• [Task details]:
Select all lines with the string "Volatility" in them, and copy those lines.

• [Data shown]:

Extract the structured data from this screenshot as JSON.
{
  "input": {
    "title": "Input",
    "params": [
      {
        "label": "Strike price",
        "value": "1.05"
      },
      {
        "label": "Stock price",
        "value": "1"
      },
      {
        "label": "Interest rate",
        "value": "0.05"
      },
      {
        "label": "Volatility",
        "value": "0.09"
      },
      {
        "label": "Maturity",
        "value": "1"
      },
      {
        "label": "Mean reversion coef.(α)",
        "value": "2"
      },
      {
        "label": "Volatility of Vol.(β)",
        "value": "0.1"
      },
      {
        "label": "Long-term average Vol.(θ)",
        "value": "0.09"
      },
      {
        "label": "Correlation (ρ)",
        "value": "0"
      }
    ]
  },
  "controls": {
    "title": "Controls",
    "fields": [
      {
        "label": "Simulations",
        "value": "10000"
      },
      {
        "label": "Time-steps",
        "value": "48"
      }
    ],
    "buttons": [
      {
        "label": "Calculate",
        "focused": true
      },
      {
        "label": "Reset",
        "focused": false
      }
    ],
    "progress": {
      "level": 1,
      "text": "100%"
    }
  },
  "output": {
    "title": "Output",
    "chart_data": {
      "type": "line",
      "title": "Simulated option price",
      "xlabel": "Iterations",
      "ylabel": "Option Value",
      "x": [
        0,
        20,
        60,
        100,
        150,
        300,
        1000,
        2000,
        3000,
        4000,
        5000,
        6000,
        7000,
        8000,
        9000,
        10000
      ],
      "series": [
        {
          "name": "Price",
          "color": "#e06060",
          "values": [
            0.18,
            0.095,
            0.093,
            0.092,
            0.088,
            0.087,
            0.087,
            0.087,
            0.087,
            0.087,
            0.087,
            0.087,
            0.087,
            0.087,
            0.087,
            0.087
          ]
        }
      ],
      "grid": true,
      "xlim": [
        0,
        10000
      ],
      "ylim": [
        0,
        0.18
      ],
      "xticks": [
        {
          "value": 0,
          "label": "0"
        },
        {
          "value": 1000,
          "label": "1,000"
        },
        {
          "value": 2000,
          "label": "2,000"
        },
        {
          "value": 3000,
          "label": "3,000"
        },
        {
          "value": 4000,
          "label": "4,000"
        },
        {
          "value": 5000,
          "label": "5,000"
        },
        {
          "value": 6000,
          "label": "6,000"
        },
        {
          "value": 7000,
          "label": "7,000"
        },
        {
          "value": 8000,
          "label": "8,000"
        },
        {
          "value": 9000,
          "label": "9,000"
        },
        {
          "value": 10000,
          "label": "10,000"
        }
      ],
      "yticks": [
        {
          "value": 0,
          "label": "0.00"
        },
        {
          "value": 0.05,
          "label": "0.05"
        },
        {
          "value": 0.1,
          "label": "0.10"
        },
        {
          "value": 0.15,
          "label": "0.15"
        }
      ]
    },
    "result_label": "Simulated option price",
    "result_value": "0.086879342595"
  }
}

• [Final result]:
        "label": "Volatility",
        "label": "Volatility of Vol.(β)",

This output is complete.